→ **WHAT IS ASKED**: Each entry below is to be duplicated verbatim.

· · · · · · ·

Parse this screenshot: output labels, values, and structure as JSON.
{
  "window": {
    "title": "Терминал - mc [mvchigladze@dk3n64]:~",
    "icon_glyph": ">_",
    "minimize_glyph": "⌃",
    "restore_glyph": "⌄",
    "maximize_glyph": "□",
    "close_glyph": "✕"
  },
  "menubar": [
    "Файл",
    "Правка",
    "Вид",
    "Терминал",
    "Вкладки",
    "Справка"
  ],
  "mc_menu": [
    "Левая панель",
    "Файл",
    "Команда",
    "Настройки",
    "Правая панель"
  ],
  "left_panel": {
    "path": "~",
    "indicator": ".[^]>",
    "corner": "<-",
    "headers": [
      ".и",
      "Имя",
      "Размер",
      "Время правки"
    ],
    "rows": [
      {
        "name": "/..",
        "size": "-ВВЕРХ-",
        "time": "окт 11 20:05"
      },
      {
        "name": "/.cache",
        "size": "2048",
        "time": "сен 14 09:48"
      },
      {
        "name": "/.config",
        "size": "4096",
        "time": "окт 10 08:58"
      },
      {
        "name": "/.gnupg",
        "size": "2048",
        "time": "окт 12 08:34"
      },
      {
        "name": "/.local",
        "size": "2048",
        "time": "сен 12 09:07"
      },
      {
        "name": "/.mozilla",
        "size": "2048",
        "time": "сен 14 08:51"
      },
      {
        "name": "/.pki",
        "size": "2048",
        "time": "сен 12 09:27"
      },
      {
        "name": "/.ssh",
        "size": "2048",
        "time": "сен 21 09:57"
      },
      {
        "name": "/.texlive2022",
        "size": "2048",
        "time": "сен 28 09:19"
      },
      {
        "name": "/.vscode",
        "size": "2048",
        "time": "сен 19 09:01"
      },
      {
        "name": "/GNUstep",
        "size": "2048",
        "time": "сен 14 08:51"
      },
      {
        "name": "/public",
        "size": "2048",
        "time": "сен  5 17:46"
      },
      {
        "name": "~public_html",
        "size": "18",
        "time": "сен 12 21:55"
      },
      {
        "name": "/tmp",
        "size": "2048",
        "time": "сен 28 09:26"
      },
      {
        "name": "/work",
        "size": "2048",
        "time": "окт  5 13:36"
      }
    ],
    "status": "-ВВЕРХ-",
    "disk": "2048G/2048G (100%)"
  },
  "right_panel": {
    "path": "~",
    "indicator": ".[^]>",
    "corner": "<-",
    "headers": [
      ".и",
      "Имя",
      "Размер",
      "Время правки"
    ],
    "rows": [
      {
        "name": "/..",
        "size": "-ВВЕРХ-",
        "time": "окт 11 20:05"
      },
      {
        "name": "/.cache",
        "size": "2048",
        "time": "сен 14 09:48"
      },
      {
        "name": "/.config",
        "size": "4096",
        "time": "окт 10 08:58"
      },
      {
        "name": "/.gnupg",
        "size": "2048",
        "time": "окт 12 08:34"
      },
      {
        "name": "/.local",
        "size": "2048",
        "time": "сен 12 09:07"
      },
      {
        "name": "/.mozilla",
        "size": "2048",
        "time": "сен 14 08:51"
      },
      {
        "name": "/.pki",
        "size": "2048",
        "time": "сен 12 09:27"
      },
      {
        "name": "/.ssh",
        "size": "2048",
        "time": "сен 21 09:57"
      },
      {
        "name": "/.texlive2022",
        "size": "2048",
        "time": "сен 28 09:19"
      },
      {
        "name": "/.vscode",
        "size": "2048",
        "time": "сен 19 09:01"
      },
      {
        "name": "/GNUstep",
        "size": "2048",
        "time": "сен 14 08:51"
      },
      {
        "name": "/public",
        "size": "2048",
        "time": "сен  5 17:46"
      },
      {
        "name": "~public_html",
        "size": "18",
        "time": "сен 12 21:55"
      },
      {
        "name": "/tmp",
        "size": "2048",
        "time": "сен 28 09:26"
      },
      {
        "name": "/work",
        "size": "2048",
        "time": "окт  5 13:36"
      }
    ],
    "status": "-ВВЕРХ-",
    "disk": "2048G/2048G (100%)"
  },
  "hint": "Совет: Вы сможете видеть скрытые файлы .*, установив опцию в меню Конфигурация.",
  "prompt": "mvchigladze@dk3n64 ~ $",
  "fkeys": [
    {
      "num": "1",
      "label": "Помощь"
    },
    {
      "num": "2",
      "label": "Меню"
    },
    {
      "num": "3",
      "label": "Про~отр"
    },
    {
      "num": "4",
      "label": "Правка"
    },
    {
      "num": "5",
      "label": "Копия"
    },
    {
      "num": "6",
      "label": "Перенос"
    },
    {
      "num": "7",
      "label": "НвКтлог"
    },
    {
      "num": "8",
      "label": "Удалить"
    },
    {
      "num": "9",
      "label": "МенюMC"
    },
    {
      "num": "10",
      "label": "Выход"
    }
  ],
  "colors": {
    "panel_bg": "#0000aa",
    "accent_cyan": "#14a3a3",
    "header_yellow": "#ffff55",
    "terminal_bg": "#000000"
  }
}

· · · · · · ·

→ **PROBLEM SOLUTION**:
Parse this screenshot: output labels, values, and structure as JSON.
{
  "window": {
    "title": "Терминал - mc [mvchigladze@dk3n64]:~",
    "icon_glyph": ">_",
    "minimize_glyph": "⌃",
    "restore_glyph": "⌄",
    "maximize_glyph": "□",
    "close_glyph": "✕"
  },
  "menubar": [
    "Файл",
    "Правка",
    "Вид",
    "Терминал",
    "Вкладки",
    "Справка"
  ],
  "mc_menu": [
    "Левая панель",
    "Файл",
    "Команда",
    "Настройки",
    "Правая панель"
  ],
  "left_panel": {
    "path": "~",
    "indicator": ".[^]>",
    "corner": "<-",
    "headers": [
      ".и",
      "Имя",
      "Размер",
      "Время правки"
    ],
    "rows": [
      {
        "name": "/..",
        "size": "-ВВЕРХ-",
        "time": "окт 11 20:05"
      },
      {
        "name": "/.cache",
        "size": "2048",
        "time": "сен 14 09:48"
      },
      {
        "name": "/.config",
        "size": "4096",
        "time": "окт 10 08:58"
      },
      {
        "name": "/.gnupg",
        "size": "2048",
        "time": "окт 12 08:34"
      },
      {
        "name": "/.local",
        "size": "2048",
        "time": "сен 12 09:07"
      },
      {
        "name": "/.mozilla",
        "size": "2048",
        "time": "сен 14 08:51"
      },
      {
        "name": "/.pki",
        "size": "2048",
        "time": "сен 12 09:27"
      },
      {
        "name": "/.ssh",
        "size": "2048",
        "time": "сен 21 09:57"
      },
      {
        "name": "/.texlive2022",
        "size": "2048",
        "time": "сен 28 09:19"
      },
      {
        "name": "/.vscode",
        "size": "2048",
        "time": "сен 19 09:01"
      },
      {
        "name": "/GNUstep",
        "size": "2048",
        "time": "сен 14 08:51"
      },
      {
        "name": "/public",
        "size": "2048",
        "time": "сен  5 17:46"
      },
      {
        "name": "~public_html",
        "size": "18",
        "time": "сен 12 21:55"
      },
      {
        "name": "/tmp",
        "size": "2048",
        "time": "сен 28 09:26"
      },
      {
        "name": "/work",
        "size": "2048",
        "time": "окт  5 13:36"
      }
    ],
    "status": "-ВВЕРХ-",
    "disk": "2048G/2048G (100%)"
  },
  "right_panel": {
    "path": "~",
    "indicator": ".[^]>",
    "corner": "<-",
    "headers": [
      ".и",
      "Имя",
      "Размер",
      "Время правки"
    ],
    "rows": [
      {
        "name": "/..",
        "size": "-ВВЕРХ-",
        "time": "окт 11 20:05"
      },
      {
        "name": "/.cache",
        "size": "2048",
        "time": "сен 14 09:48"
      },
      {
        "name": "/.config",
        "size": "4096",
        "time": "окт 10 08:58"
      },
      {
        "name": "/.gnupg",
        "size": "2048",
        "time": "окт 12 08:34"
      },
      {
        "name": "/.local",
        "size": "2048",
        "time": "сен 12 09:07"
      },
      {
        "name": "/.mozilla",
        "size": "2048",
        "time": "сен 14 08:51"
      },
      {
        "name": "/.pki",
        "size": "2048",
        "time": "сен 12 09:27"
      },
      {
        "name": "/.ssh",
        "size": "2048",
        "time": "сен 21 09:57"
      },
      {
        "name": "/.texlive2022",
        "size": "2048",
        "time": "сен 28 09:19"
      },
      {
        "name": "/.vscode",
        "size": "2048",
        "time": "сен 19 09:01"
      },
      {
        "name": "/GNUstep",
        "size": "2048",
        "time": "сен 14 08:51"
      },
      {
        "name": "/public",
        "size": "2048",
        "time": "сен  5 17:46"
      },
      {
        "name": "~public_html",
        "size": "18",
        "time": "сен 12 21:55"
      },
      {
        "name": "/tmp",
        "size": "2048",
        "time": "сен 28 09:26"
      },
      {
        "name": "/work",
        "size": "2048",
        "time": "окт  5 13:36"
      }
    ],
    "status": "-ВВЕРХ-",
    "disk": "2048G/2048G (100%)"
  },
  "hint": "Совет: Вы сможете видеть скрытые файлы .*, установив опцию в меню Конфигурация.",
  "prompt": "mvchigladze@dk3n64 ~ $",
  "fkeys": [
    {
      "num": "1",
      "label": "Помощь"
    },
    {
      "num": "2",
      "label": "Меню"
    },
    {
      "num": "3",
      "label": "Про~отр"
    },
    {
      "num": "4",
      "label": "Правка"
    },
    {
      "num": "5",
      "label": "Копия"
    },
    {
      "num": "6",
      "label": "Перенос"
    },
    {
      "num": "7",
      "label": "НвКтлог"
    },
    {
      "num": "8",
      "label": "Удалить"
    },
    {
      "num": "9",
      "label": "МенюMC"
    },
    {
      "num": "10",
      "label": "Выход"
    }
  ],
  "colors": {
    "panel_bg": "#0000aa",
    "accent_cyan": "#14a3a3",
    "header_yellow": "#ffff55",
    "terminal_bg": "#000000"
  }
}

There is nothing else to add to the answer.